> **Problem details**
Make an exact copy of all the entries, but do not reproduce the pictures.

> **Extracted material**
[Start]

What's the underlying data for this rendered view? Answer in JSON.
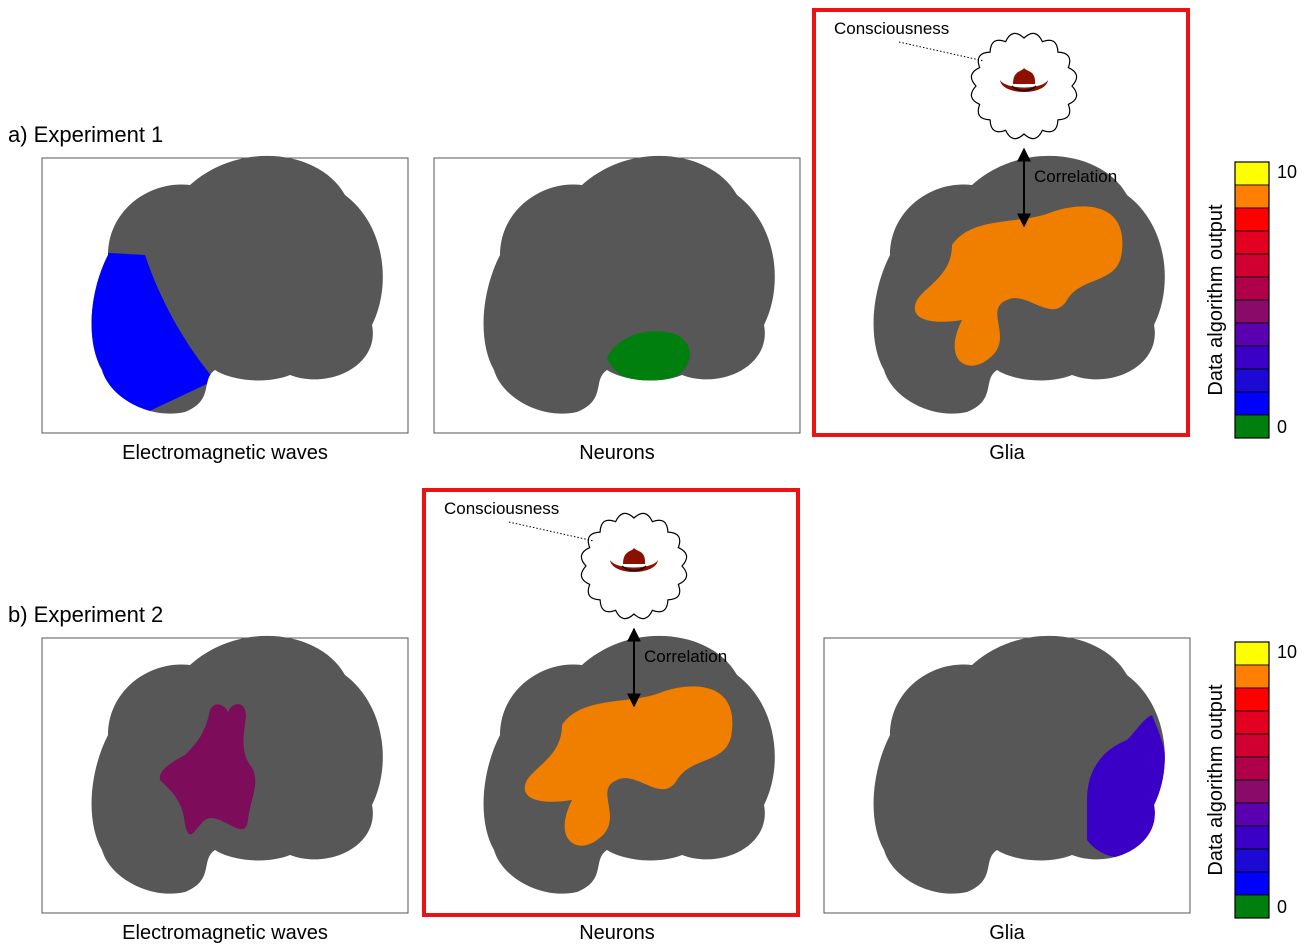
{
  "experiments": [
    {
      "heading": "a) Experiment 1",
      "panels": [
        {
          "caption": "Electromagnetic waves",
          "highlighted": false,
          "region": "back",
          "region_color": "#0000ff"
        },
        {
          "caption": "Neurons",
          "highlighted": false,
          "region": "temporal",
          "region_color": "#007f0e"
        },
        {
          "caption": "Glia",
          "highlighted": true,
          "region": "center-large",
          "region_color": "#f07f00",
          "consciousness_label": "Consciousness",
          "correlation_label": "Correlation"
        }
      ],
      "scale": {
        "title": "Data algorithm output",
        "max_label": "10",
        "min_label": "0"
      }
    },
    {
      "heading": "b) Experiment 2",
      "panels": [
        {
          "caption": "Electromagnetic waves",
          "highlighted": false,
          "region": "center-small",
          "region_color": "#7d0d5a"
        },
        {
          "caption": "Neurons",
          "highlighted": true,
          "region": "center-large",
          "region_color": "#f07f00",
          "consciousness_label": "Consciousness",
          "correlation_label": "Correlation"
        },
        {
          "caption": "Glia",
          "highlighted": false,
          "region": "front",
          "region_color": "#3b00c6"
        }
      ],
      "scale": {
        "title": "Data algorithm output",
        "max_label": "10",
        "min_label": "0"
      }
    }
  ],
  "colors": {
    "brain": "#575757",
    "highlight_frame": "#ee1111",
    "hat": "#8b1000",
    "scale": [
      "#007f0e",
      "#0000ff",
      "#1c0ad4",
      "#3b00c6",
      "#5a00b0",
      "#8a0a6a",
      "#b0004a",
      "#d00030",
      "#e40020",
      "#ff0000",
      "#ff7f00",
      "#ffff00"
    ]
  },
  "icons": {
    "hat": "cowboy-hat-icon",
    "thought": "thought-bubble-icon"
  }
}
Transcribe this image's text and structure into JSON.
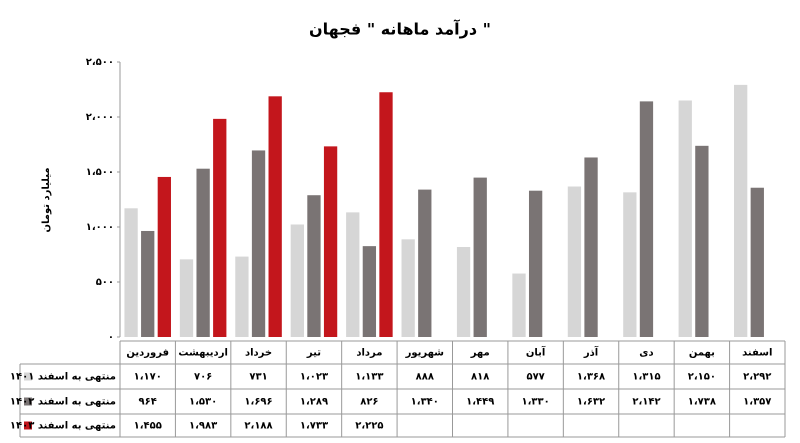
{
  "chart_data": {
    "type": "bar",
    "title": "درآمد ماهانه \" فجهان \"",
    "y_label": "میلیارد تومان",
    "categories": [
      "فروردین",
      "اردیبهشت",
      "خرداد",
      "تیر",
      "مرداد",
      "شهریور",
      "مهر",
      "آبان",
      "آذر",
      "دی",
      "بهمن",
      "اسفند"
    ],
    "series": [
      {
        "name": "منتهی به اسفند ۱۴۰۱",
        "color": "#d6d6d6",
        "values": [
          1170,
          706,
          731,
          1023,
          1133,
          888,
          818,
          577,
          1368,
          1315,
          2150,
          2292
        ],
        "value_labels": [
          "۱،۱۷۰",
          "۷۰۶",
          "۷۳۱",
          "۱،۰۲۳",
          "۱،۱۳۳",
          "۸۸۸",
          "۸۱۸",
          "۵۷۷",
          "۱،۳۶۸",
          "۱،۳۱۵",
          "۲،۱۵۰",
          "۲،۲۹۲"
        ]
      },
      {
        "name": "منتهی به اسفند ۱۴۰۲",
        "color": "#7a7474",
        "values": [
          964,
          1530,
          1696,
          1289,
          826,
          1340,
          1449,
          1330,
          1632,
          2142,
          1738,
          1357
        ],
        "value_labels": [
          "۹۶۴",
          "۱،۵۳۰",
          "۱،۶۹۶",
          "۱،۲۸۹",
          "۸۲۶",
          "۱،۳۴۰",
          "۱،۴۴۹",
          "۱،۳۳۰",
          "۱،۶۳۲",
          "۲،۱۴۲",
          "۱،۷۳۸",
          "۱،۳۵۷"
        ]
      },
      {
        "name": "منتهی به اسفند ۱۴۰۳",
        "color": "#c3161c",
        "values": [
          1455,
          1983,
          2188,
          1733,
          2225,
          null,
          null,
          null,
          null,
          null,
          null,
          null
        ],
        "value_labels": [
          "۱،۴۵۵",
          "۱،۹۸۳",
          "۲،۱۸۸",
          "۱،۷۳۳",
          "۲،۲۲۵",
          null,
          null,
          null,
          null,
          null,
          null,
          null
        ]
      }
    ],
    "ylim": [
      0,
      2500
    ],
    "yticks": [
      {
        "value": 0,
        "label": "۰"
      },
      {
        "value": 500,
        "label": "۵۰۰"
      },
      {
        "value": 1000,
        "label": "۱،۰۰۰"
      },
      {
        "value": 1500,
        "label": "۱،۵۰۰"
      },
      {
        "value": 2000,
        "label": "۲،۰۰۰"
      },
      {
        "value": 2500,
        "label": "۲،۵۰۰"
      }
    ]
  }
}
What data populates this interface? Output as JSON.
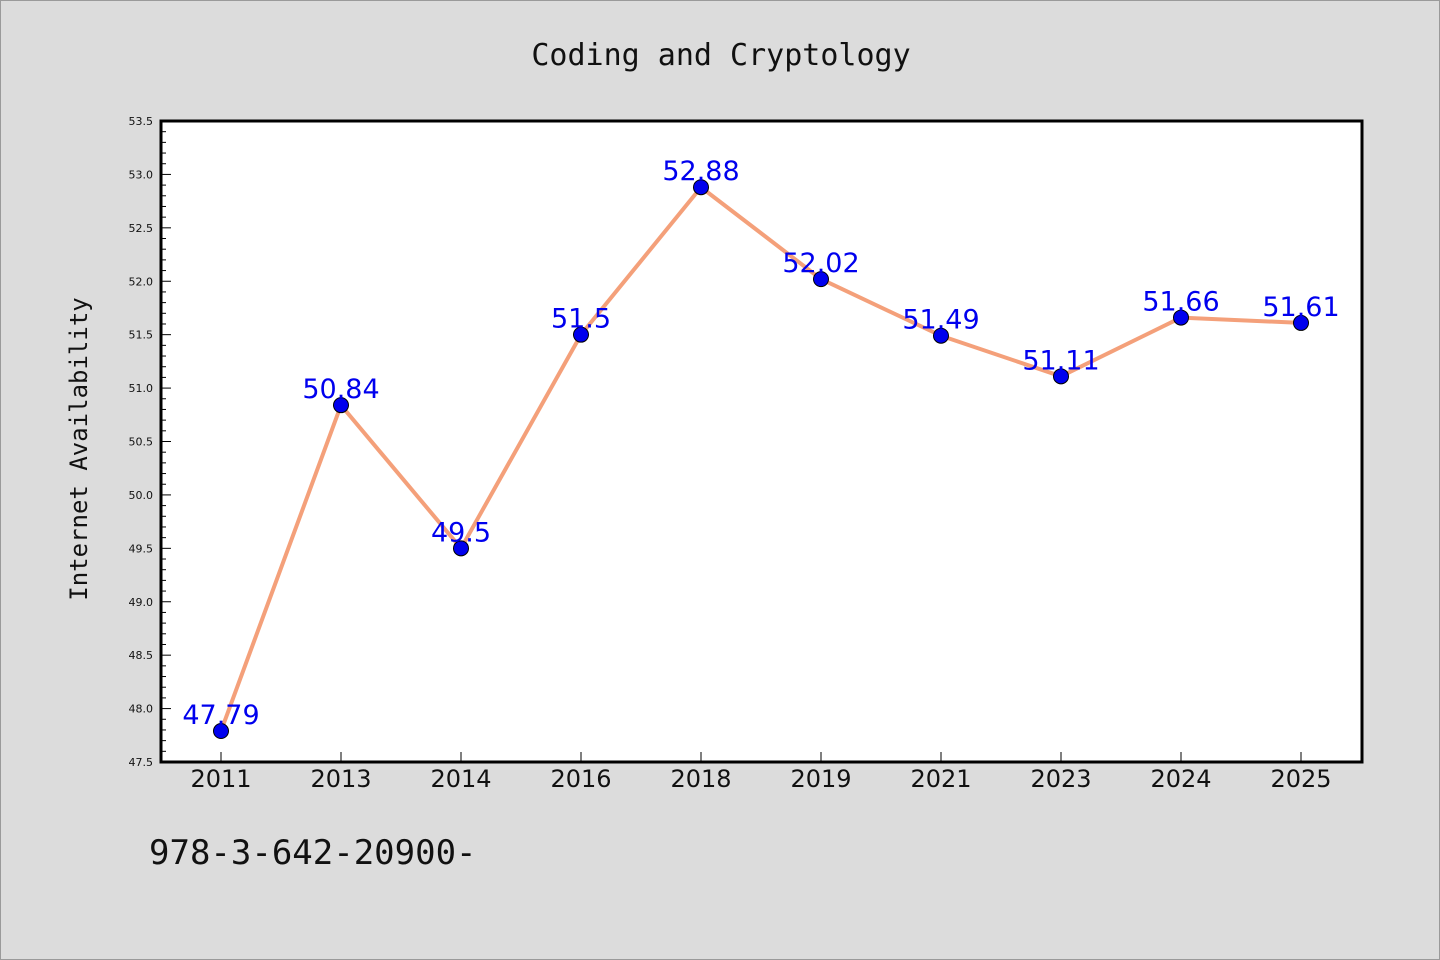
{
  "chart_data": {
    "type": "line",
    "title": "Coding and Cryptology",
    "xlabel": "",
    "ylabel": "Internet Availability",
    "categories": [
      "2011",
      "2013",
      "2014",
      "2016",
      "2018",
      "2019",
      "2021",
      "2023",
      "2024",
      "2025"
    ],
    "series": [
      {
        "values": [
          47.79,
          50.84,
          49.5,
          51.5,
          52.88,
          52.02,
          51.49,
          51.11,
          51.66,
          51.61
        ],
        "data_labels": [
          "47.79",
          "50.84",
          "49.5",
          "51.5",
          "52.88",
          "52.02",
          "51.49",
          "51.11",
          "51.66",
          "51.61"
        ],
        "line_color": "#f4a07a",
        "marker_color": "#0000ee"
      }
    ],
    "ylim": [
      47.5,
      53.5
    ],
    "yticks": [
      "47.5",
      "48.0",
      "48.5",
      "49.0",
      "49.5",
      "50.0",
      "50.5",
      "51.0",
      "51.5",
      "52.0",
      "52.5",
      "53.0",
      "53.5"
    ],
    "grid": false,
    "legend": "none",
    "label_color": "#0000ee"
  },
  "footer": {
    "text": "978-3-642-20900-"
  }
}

[End]

> **Complete response**
What's the underlying data for this rendered view? Answer in JSON.
{
  "experiments": [
    {
      "heading": "a) Experiment 1",
      "panels": [
        {
          "caption": "Electromagnetic waves",
          "highlighted": false,
          "region": "back",
          "region_color": "#0000ff"
        },
        {
          "caption": "Neurons",
          "highlighted": false,
          "region": "temporal",
          "region_color": "#007f0e"
        },
        {
          "caption": "Glia",
          "highlighted": true,
          "region": "center-large",
          "region_color": "#f07f00",
          "consciousness_label": "Consciousness",
          "correlation_label": "Correlation"
        }
      ],
      "scale": {
        "title": "Data algorithm output",
        "max_label": "10",
        "min_label": "0"
      }
    },
    {
      "heading": "b) Experiment 2",
      "panels": [
        {
          "caption": "Electromagnetic waves",
          "highlighted": false,
          "region": "center-small",
          "region_color": "#7d0d5a"
        },
        {
          "caption": "Neurons",
          "highlighted": true,
          "region": "center-large",
          "region_color": "#f07f00",
          "consciousness_label": "Consciousness",
          "correlation_label": "Correlation"
        },
        {
          "caption": "Glia",
          "highlighted": false,
          "region": "front",
          "region_color": "#3b00c6"
        }
      ],
      "scale": {
        "title": "Data algorithm output",
        "max_label": "10",
        "min_label": "0"
      }
    }
  ],
  "colors": {
    "brain": "#575757",
    "highlight_frame": "#ee1111",
    "hat": "#8b1000",
    "scale": [
      "#007f0e",
      "#0000ff",
      "#1c0ad4",
      "#3b00c6",
      "#5a00b0",
      "#8a0a6a",
      "#b0004a",
      "#d00030",
      "#e40020",
      "#ff0000",
      "#ff7f00",
      "#ffff00"
    ]
  },
  "icons": {
    "hat": "cowboy-hat-icon",
    "thought": "thought-bubble-icon"
  }
}
Transcribe this image's text and structure into JSON.
{
  "chart_data": {
    "type": "bar",
    "title": "درآمد ماهانه \" فجهان \"",
    "y_label": "میلیارد تومان",
    "categories": [
      "فروردین",
      "اردیبهشت",
      "خرداد",
      "تیر",
      "مرداد",
      "شهریور",
      "مهر",
      "آبان",
      "آذر",
      "دی",
      "بهمن",
      "اسفند"
    ],
    "series": [
      {
        "name": "منتهی به اسفند ۱۴۰۱",
        "color": "#d6d6d6",
        "values": [
          1170,
          706,
          731,
          1023,
          1133,
          888,
          818,
          577,
          1368,
          1315,
          2150,
          2292
        ],
        "value_labels": [
          "۱،۱۷۰",
          "۷۰۶",
          "۷۳۱",
          "۱،۰۲۳",
          "۱،۱۳۳",
          "۸۸۸",
          "۸۱۸",
          "۵۷۷",
          "۱،۳۶۸",
          "۱،۳۱۵",
          "۲،۱۵۰",
          "۲،۲۹۲"
        ]
      },
      {
        "name": "منتهی به اسفند ۱۴۰۲",
        "color": "#7a7474",
        "values": [
          964,
          1530,
          1696,
          1289,
          826,
          1340,
          1449,
          1330,
          1632,
          2142,
          1738,
          1357
        ],
        "value_labels": [
          "۹۶۴",
          "۱،۵۳۰",
          "۱،۶۹۶",
          "۱،۲۸۹",
          "۸۲۶",
          "۱،۳۴۰",
          "۱،۴۴۹",
          "۱،۳۳۰",
          "۱،۶۳۲",
          "۲،۱۴۲",
          "۱،۷۳۸",
          "۱،۳۵۷"
        ]
      },
      {
        "name": "منتهی به اسفند ۱۴۰۳",
        "color": "#c3161c",
        "values": [
          1455,
          1983,
          2188,
          1733,
          2225,
          null,
          null,
          null,
          null,
          null,
          null,
          null
        ],
        "value_labels": [
          "۱،۴۵۵",
          "۱،۹۸۳",
          "۲،۱۸۸",
          "۱،۷۳۳",
          "۲،۲۲۵",
          null,
          null,
          null,
          null,
          null,
          null,
          null
        ]
      }
    ],
    "ylim": [
      0,
      2500
    ],
    "yticks": [
      {
        "value": 0,
        "label": "۰"
      },
      {
        "value": 500,
        "label": "۵۰۰"
      },
      {
        "value": 1000,
        "label": "۱،۰۰۰"
      },
      {
        "value": 1500,
        "label": "۱،۵۰۰"
      },
      {
        "value": 2000,
        "label": "۲،۰۰۰"
      },
      {
        "value": 2500,
        "label": "۲،۵۰۰"
      }
    ]
  }
}
What data populates this interface? Output as JSON.
{
  "chart_data": {
    "type": "line",
    "title": "Coding and Cryptology",
    "xlabel": "",
    "ylabel": "Internet Availability",
    "categories": [
      "2011",
      "2013",
      "2014",
      "2016",
      "2018",
      "2019",
      "2021",
      "2023",
      "2024",
      "2025"
    ],
    "series": [
      {
        "values": [
          47.79,
          50.84,
          49.5,
          51.5,
          52.88,
          52.02,
          51.49,
          51.11,
          51.66,
          51.61
        ],
        "data_labels": [
          "47.79",
          "50.84",
          "49.5",
          "51.5",
          "52.88",
          "52.02",
          "51.49",
          "51.11",
          "51.66",
          "51.61"
        ],
        "line_color": "#f4a07a",
        "marker_color": "#0000ee"
      }
    ],
    "ylim": [
      47.5,
      53.5
    ],
    "yticks": [
      "47.5",
      "48.0",
      "48.5",
      "49.0",
      "49.5",
      "50.0",
      "50.5",
      "51.0",
      "51.5",
      "52.0",
      "52.5",
      "53.0",
      "53.5"
    ],
    "grid": false,
    "legend": "none",
    "label_color": "#0000ee"
  },
  "footer": {
    "text": "978-3-642-20900-"
  }
}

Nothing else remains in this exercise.